(Dataset records on visual material)
· · ·
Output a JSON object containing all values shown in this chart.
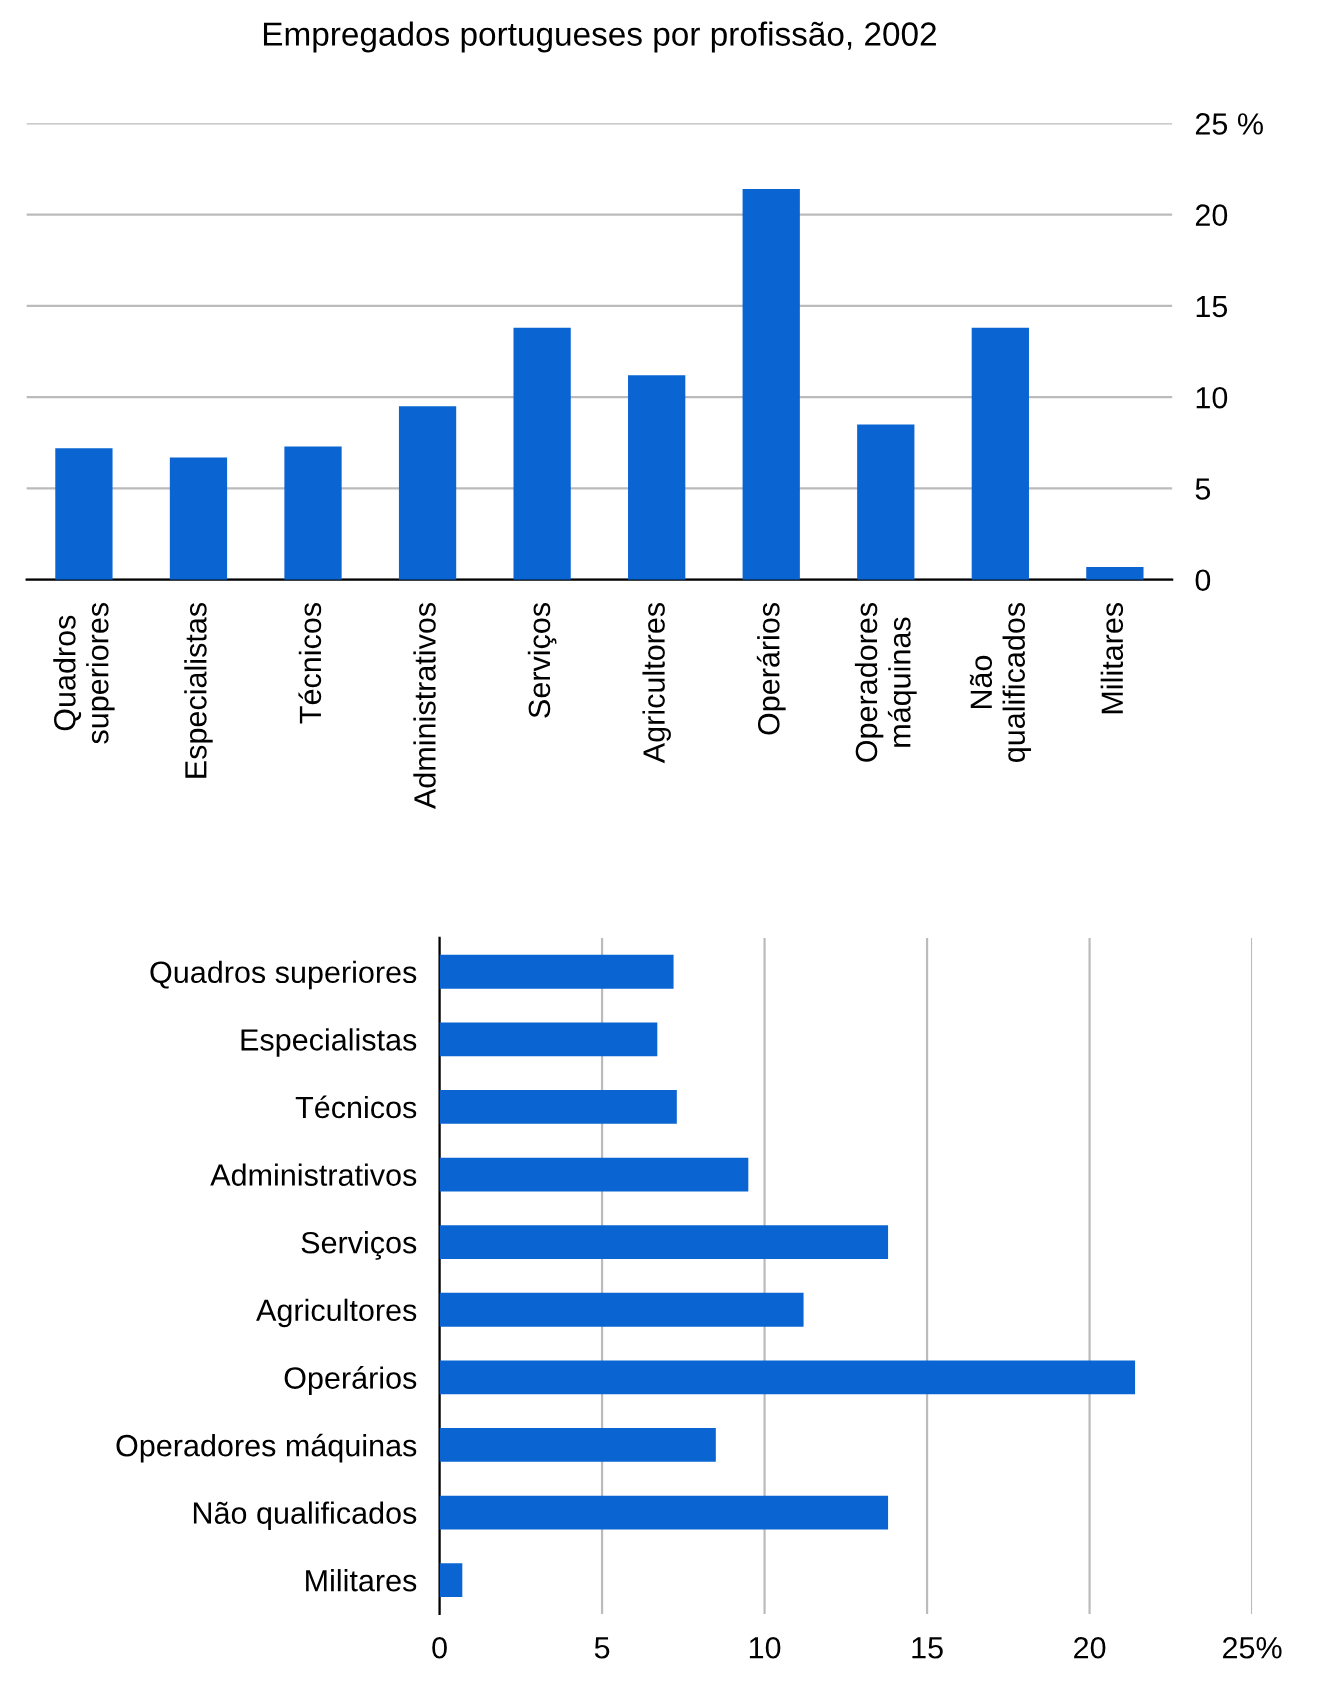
{
  "chart_data": [
    {
      "type": "bar",
      "title": "Empregados portugueses por profissão, 2002",
      "categories": [
        "Quadros\nsuperiores",
        "Especialistas",
        "Técnicos",
        "Administrativos",
        "Serviços",
        "Agricultores",
        "Operários",
        "Operadores\nmáquinas",
        "Não\nqualificados",
        "Militares"
      ],
      "values": [
        7.2,
        6.7,
        7.3,
        9.5,
        13.8,
        11.2,
        21.4,
        8.5,
        13.8,
        0.7
      ],
      "color": "#0a64d2",
      "ylim": [
        0,
        25
      ],
      "yticks": [
        0,
        5,
        10,
        15,
        20,
        {
          "value": 25,
          "label": "25 %"
        }
      ],
      "grid": "y"
    },
    {
      "type": "bar",
      "orientation": "horizontal",
      "categories": [
        "Quadros superiores",
        "Especialistas",
        "Técnicos",
        "Administrativos",
        "Serviços",
        "Agricultores",
        "Operários",
        "Operadores máquinas",
        "Não qualificados",
        "Militares"
      ],
      "values": [
        7.2,
        6.7,
        7.3,
        9.5,
        13.8,
        11.2,
        21.4,
        8.5,
        13.8,
        0.7
      ],
      "color": "#0a64d2",
      "xlim": [
        0,
        25
      ],
      "xticks": [
        0,
        5,
        10,
        15,
        20,
        {
          "value": 25,
          "label": "25%"
        }
      ],
      "grid": "x"
    }
  ]
}
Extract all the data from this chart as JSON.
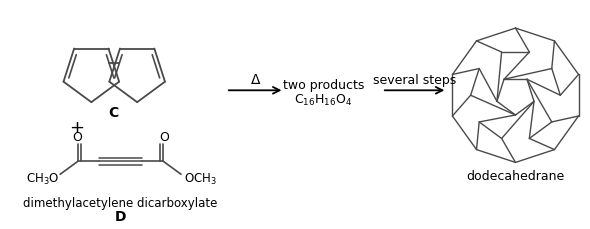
{
  "background_color": "#ffffff",
  "text_color": "#000000",
  "line_color": "#4a4a4a",
  "fig_width": 5.9,
  "fig_height": 2.29,
  "dpi": 100,
  "label_C": "C",
  "label_D": "D",
  "label_plus": "+",
  "label_delta": "Δ",
  "label_two_products": "two products",
  "label_formula": "C$_{16}$H$_{16}$O$_{4}$",
  "label_several_steps": "several steps",
  "label_dodecahedrane": "dodecahedrane",
  "label_dimethyl": "dimethylacetylene dicarboxylate",
  "label_CH3O": "CH$_3$O",
  "label_OCH3": "OCH$_3$",
  "label_O_left": "O",
  "label_O_right": "O"
}
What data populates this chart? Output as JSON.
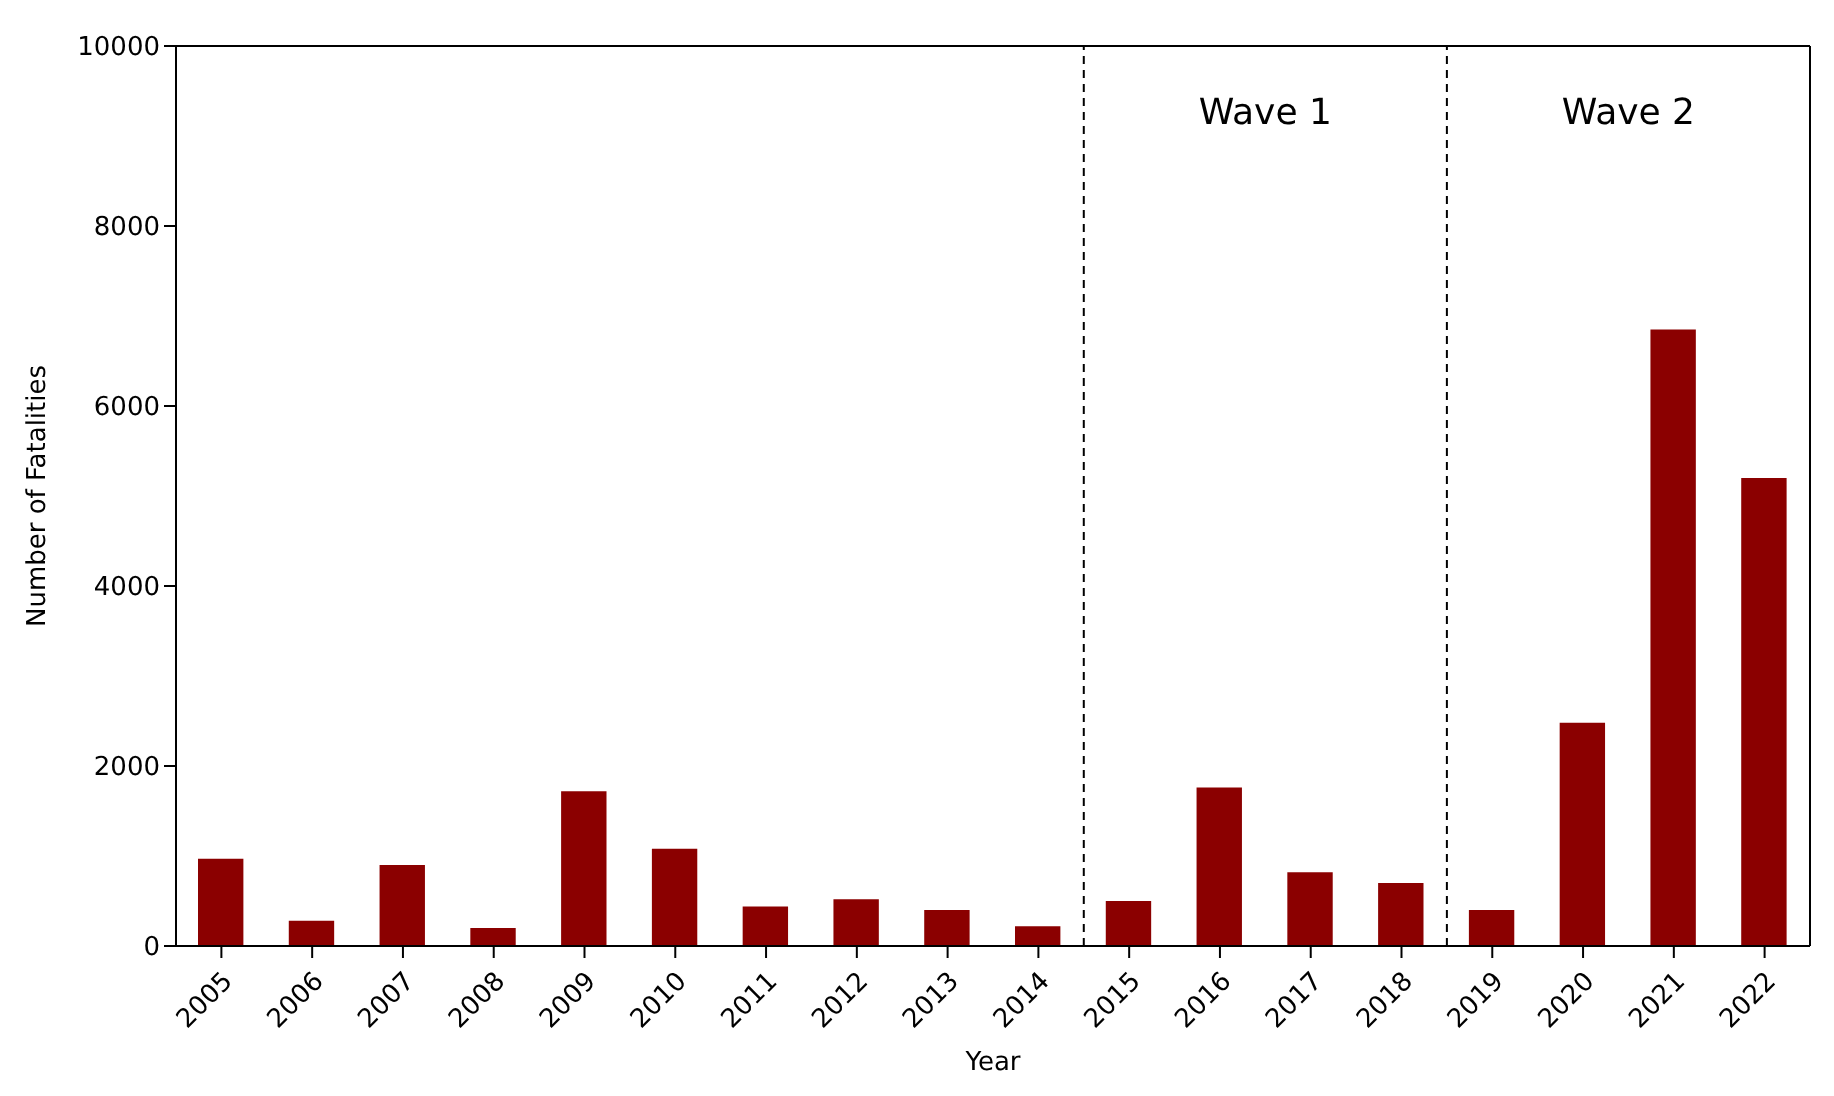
{
  "chart_data": {
    "type": "bar",
    "xlabel": "Year",
    "ylabel": "Number of Fatalities",
    "x": [
      2005,
      2006,
      2007,
      2008,
      2009,
      2010,
      2011,
      2012,
      2013,
      2014,
      2015,
      2016,
      2017,
      2018,
      2019,
      2020,
      2021,
      2022
    ],
    "values": [
      970,
      280,
      900,
      200,
      1720,
      1080,
      440,
      520,
      400,
      220,
      500,
      1760,
      820,
      700,
      400,
      2480,
      6850,
      5200
    ],
    "color": "#8b0000",
    "xlim": [
      2004.5,
      2022.5
    ],
    "xticks": [
      2005,
      2006,
      2007,
      2008,
      2009,
      2010,
      2011,
      2012,
      2013,
      2014,
      2015,
      2016,
      2017,
      2018,
      2019,
      2020,
      2021,
      2022
    ],
    "ylim": [
      0,
      10000
    ],
    "yticks": [
      0,
      2000,
      4000,
      6000,
      8000,
      10000
    ],
    "ref_lines": [
      {
        "axis": "x",
        "value": 2014.5,
        "color": "#000000",
        "line_style": "dashed"
      },
      {
        "axis": "x",
        "value": 2018.5,
        "color": "#000000",
        "line_style": "dashed"
      }
    ],
    "annotations": [
      "Wave 1",
      "Wave 2"
    ],
    "grid": false
  }
}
· · ·
## Exercise directions
The records above must be echoed exactly, minus their pictures.

## Task answer
Output a JSON object containing all values shown in this chart.
{
  "chart_data": [
    {
      "type": "bar",
      "title": "Empregados portugueses por profissão, 2002",
      "categories": [
        "Quadros\nsuperiores",
        "Especialistas",
        "Técnicos",
        "Administrativos",
        "Serviços",
        "Agricultores",
        "Operários",
        "Operadores\nmáquinas",
        "Não\nqualificados",
        "Militares"
      ],
      "values": [
        7.2,
        6.7,
        7.3,
        9.5,
        13.8,
        11.2,
        21.4,
        8.5,
        13.8,
        0.7
      ],
      "color": "#0a64d2",
      "ylim": [
        0,
        25
      ],
      "yticks": [
        0,
        5,
        10,
        15,
        20,
        {
          "value": 25,
          "label": "25 %"
        }
      ],
      "grid": "y"
    },
    {
      "type": "bar",
      "orientation": "horizontal",
      "categories": [
        "Quadros superiores",
        "Especialistas",
        "Técnicos",
        "Administrativos",
        "Serviços",
        "Agricultores",
        "Operários",
        "Operadores máquinas",
        "Não qualificados",
        "Militares"
      ],
      "values": [
        7.2,
        6.7,
        7.3,
        9.5,
        13.8,
        11.2,
        21.4,
        8.5,
        13.8,
        0.7
      ],
      "color": "#0a64d2",
      "xlim": [
        0,
        25
      ],
      "xticks": [
        0,
        5,
        10,
        15,
        20,
        {
          "value": 25,
          "label": "25%"
        }
      ],
      "grid": "x"
    }
  ]
}
Extract all the data from this chart as JSON.
{
  "background_color": "#ffffff",
  "text_color": "#000000",
  "line_color": "#4a4a4a",
  "fig_width": 5.9,
  "fig_height": 2.29,
  "dpi": 100,
  "label_C": "C",
  "label_D": "D",
  "label_plus": "+",
  "label_delta": "Δ",
  "label_two_products": "two products",
  "label_formula": "C$_{16}$H$_{16}$O$_{4}$",
  "label_several_steps": "several steps",
  "label_dodecahedrane": "dodecahedrane",
  "label_dimethyl": "dimethylacetylene dicarboxylate",
  "label_CH3O": "CH$_3$O",
  "label_OCH3": "OCH$_3$",
  "label_O_left": "O",
  "label_O_right": "O"
}
What data populates this chart? Output as JSON.
{
  "chart_data": {
    "type": "bar",
    "xlabel": "Year",
    "ylabel": "Number of Fatalities",
    "x": [
      2005,
      2006,
      2007,
      2008,
      2009,
      2010,
      2011,
      2012,
      2013,
      2014,
      2015,
      2016,
      2017,
      2018,
      2019,
      2020,
      2021,
      2022
    ],
    "values": [
      970,
      280,
      900,
      200,
      1720,
      1080,
      440,
      520,
      400,
      220,
      500,
      1760,
      820,
      700,
      400,
      2480,
      6850,
      5200
    ],
    "color": "#8b0000",
    "xlim": [
      2004.5,
      2022.5
    ],
    "xticks": [
      2005,
      2006,
      2007,
      2008,
      2009,
      2010,
      2011,
      2012,
      2013,
      2014,
      2015,
      2016,
      2017,
      2018,
      2019,
      2020,
      2021,
      2022
    ],
    "ylim": [
      0,
      10000
    ],
    "yticks": [
      0,
      2000,
      4000,
      6000,
      8000,
      10000
    ],
    "ref_lines": [
      {
        "axis": "x",
        "value": 2014.5,
        "color": "#000000",
        "line_style": "dashed"
      },
      {
        "axis": "x",
        "value": 2018.5,
        "color": "#000000",
        "line_style": "dashed"
      }
    ],
    "annotations": [
      "Wave 1",
      "Wave 2"
    ],
    "grid": false
  }
}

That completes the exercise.